[Stored records]
════

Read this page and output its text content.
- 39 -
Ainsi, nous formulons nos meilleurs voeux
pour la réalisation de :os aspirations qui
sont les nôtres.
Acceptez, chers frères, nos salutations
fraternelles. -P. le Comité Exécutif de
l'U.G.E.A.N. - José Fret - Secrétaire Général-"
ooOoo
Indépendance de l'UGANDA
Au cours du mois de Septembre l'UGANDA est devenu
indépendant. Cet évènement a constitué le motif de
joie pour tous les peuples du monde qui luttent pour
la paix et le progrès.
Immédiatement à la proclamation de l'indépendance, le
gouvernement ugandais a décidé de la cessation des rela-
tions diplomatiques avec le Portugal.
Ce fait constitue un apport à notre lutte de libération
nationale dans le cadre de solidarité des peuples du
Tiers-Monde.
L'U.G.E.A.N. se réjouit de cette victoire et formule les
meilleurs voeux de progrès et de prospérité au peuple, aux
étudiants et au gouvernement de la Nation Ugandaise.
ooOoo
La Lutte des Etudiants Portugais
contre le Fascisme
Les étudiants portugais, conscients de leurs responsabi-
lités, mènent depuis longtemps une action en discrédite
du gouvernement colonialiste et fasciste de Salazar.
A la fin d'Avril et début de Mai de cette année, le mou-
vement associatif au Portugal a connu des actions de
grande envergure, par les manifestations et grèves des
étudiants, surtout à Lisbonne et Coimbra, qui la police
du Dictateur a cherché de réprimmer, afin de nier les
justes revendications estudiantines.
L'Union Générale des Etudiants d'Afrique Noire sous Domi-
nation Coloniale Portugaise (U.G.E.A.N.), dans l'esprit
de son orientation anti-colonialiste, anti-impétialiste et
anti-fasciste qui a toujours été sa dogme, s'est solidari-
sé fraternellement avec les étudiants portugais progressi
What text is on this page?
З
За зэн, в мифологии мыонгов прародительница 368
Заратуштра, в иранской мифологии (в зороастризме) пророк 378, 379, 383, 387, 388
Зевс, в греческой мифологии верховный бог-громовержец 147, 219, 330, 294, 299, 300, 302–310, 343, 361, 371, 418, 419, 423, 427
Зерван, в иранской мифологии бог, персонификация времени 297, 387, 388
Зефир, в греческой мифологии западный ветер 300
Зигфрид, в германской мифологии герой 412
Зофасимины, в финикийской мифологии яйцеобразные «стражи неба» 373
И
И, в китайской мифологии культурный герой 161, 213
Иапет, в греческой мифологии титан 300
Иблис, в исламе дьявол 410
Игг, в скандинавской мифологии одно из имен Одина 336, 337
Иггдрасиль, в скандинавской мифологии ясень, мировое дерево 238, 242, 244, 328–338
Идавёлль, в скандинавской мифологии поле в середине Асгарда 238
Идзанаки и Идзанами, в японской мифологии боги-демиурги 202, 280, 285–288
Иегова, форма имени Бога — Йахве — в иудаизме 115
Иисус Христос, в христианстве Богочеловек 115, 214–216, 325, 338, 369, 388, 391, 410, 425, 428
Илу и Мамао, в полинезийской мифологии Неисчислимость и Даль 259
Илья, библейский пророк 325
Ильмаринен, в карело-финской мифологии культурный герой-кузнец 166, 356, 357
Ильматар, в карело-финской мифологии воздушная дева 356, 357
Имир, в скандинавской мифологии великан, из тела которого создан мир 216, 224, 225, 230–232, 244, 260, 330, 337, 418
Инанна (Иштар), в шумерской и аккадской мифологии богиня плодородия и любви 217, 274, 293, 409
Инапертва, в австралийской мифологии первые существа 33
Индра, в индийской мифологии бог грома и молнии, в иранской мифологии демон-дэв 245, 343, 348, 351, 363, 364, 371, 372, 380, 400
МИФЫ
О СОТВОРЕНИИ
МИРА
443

════

#### [WHAT IS EXPECTED]
Take each line containing the string "text" and copy it out.

#### [THE ANSWER]
Read this page and output its text content.
What text is on this page?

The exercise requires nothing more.